* [Aim]
From the records below, copy every line that contains the word "name".

* [Data to use]

>>>>>

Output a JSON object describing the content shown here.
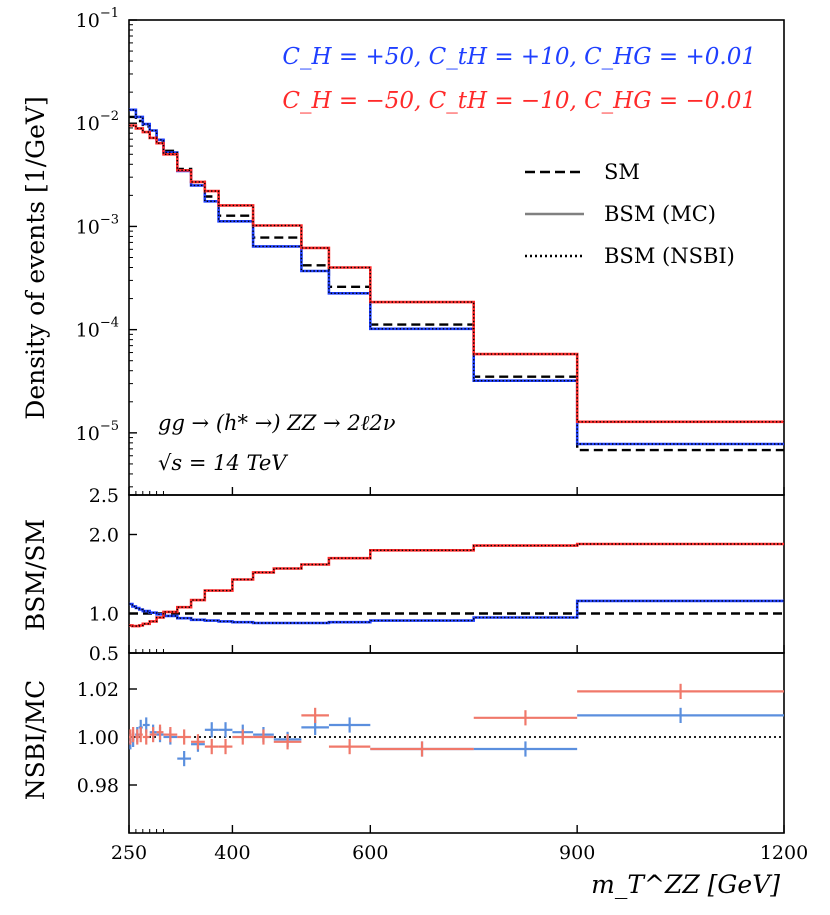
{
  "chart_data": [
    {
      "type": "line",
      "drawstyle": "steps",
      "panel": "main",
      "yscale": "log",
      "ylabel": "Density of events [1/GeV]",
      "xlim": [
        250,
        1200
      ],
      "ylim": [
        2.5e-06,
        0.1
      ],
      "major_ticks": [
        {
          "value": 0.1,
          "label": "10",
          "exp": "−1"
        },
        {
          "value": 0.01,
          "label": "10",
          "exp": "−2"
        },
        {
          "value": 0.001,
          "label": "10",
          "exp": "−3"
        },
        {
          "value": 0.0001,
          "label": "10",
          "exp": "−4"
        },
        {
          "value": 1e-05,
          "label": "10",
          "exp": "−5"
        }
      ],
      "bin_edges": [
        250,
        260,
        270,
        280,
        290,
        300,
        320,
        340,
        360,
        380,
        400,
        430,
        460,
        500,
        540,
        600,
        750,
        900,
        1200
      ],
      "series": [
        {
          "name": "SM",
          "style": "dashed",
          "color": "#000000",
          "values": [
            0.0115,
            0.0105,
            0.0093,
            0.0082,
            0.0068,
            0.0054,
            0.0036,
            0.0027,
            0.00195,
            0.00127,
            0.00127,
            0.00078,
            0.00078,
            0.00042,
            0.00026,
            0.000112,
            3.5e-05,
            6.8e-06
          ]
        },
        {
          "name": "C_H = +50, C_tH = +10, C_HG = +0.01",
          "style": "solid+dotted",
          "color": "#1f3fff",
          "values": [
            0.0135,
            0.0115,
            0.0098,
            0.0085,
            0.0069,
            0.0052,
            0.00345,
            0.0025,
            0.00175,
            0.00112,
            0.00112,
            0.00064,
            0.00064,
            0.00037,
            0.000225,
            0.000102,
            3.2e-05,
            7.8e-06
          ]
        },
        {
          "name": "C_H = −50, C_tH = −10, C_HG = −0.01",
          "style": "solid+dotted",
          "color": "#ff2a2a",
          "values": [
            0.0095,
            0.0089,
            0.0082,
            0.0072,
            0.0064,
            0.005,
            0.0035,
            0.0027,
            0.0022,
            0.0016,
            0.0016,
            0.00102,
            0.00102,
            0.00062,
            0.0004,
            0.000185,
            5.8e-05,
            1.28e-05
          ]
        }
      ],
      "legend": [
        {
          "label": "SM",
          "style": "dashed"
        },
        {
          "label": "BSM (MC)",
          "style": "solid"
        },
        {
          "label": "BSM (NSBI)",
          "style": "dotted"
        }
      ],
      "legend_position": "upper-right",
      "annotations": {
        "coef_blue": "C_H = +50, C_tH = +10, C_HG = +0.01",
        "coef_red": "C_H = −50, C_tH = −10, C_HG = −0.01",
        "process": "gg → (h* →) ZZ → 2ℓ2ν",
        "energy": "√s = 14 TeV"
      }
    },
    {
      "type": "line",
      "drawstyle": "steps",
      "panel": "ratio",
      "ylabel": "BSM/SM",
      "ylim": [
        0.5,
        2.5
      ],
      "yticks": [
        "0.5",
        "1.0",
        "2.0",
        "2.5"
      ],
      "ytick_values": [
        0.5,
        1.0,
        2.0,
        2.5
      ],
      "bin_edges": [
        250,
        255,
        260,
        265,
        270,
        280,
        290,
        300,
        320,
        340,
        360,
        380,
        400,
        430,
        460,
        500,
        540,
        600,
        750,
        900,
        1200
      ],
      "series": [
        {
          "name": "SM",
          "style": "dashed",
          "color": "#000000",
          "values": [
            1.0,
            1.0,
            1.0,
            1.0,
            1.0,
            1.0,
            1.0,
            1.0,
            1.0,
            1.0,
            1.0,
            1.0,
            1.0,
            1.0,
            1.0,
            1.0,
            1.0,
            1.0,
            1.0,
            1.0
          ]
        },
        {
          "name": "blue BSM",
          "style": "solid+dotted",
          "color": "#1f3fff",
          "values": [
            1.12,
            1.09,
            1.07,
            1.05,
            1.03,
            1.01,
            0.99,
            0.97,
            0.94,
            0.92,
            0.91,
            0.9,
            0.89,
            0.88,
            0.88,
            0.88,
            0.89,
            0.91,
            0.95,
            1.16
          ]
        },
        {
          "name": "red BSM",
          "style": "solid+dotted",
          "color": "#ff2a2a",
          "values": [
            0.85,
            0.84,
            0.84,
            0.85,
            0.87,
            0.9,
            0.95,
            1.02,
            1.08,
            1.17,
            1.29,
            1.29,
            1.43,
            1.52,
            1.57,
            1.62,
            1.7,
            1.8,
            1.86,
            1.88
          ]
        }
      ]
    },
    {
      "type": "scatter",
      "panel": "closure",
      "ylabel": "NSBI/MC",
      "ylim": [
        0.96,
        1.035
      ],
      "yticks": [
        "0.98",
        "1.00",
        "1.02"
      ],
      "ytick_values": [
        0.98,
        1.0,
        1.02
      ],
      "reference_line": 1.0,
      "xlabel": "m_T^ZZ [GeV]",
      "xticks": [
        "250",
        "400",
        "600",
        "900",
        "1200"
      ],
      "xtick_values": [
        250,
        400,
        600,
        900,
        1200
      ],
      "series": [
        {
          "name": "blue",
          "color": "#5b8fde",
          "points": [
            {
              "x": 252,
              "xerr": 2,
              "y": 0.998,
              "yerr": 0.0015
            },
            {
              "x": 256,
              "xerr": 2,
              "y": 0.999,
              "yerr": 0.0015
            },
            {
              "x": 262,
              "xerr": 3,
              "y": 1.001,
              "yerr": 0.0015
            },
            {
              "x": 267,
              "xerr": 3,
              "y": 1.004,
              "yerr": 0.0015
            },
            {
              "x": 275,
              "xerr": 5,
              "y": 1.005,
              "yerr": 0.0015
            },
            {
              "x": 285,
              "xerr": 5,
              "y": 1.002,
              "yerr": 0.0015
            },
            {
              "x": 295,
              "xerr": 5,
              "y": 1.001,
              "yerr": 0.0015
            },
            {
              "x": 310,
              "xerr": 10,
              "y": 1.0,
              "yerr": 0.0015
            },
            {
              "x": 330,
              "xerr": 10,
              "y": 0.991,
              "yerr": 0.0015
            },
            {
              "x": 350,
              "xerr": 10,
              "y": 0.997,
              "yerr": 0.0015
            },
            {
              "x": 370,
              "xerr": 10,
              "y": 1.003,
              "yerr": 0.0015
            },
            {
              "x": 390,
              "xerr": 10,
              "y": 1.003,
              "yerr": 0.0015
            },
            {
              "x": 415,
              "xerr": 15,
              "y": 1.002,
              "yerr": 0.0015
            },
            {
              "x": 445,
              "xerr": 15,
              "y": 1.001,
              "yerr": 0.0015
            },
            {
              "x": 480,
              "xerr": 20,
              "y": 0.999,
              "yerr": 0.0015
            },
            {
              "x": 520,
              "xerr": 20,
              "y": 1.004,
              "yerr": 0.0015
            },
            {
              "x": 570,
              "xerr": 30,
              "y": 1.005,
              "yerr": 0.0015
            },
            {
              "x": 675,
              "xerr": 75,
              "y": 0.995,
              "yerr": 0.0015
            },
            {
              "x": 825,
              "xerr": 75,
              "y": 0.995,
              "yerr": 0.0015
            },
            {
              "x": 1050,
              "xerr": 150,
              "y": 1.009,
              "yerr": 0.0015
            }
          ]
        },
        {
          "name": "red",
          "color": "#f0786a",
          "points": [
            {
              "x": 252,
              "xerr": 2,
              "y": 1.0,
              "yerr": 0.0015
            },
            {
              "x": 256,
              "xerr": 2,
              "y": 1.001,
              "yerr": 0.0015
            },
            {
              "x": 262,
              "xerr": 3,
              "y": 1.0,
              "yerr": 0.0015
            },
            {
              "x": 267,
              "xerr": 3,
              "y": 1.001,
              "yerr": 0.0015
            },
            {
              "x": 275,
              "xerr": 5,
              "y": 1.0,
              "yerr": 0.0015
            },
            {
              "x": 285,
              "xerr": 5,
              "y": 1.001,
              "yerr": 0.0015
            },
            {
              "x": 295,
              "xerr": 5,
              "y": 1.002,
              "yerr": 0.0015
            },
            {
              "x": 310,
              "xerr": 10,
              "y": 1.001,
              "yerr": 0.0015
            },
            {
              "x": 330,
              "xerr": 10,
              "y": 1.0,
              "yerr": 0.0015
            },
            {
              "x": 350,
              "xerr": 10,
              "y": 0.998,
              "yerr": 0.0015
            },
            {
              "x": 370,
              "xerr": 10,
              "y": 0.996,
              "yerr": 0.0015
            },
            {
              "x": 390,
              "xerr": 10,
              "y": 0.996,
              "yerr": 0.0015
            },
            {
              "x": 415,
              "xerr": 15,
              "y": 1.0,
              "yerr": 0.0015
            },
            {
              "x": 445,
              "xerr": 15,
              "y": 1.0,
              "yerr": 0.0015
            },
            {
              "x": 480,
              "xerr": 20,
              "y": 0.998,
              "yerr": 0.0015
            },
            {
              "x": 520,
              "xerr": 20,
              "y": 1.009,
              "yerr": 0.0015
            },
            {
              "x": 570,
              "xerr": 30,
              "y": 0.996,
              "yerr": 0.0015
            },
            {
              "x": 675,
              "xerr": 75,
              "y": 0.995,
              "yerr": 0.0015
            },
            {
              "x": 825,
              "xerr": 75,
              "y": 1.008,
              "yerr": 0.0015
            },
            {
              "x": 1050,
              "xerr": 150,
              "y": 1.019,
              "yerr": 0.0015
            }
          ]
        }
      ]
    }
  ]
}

<<<<<

* [Full solution]
          "name": "SM",
          "name": "C_H = +50, C_tH = +10, C_HG = +0.01",
          "name": "C_H = −50, C_tH = −10, C_HG = −0.01",
          "name": "SM",
          "name": "blue BSM",
          "name": "red BSM",
          "name": "blue",
          "name": "red",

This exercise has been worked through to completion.